● What is required: From the data that follows, copy every line holding the string "this".

● Items:
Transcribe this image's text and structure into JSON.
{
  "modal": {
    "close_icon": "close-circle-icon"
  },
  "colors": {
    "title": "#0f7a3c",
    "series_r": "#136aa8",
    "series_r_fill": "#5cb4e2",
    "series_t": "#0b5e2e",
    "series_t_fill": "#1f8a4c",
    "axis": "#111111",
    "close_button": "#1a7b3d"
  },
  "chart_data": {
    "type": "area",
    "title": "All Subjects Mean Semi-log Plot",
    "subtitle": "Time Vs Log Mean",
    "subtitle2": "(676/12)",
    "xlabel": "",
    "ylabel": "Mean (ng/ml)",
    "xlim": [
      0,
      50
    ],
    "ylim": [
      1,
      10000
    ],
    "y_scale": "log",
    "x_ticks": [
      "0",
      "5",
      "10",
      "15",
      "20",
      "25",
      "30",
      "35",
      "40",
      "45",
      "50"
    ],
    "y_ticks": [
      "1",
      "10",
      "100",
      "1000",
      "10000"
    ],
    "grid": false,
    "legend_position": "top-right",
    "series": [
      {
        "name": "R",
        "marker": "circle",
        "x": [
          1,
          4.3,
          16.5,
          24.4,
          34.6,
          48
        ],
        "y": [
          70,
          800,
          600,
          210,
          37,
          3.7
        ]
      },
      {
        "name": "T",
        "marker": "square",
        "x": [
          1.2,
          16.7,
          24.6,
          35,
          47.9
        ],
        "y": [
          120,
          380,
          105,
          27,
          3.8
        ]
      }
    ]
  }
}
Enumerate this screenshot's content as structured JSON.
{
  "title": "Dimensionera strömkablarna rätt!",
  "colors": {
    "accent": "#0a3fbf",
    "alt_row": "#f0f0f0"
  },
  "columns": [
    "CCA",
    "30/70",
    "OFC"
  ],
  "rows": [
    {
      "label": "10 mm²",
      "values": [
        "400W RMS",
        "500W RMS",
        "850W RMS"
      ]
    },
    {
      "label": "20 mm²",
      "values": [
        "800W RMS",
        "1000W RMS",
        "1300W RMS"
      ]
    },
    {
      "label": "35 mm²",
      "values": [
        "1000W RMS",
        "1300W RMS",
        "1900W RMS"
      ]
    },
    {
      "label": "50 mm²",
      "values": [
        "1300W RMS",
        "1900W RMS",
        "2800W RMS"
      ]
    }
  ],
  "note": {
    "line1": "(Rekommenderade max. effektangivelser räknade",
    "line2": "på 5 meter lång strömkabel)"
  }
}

● Exercise result:
Transcribe this image's text and structure into JSON.
Enumerate this screenshot's content as structured JSON.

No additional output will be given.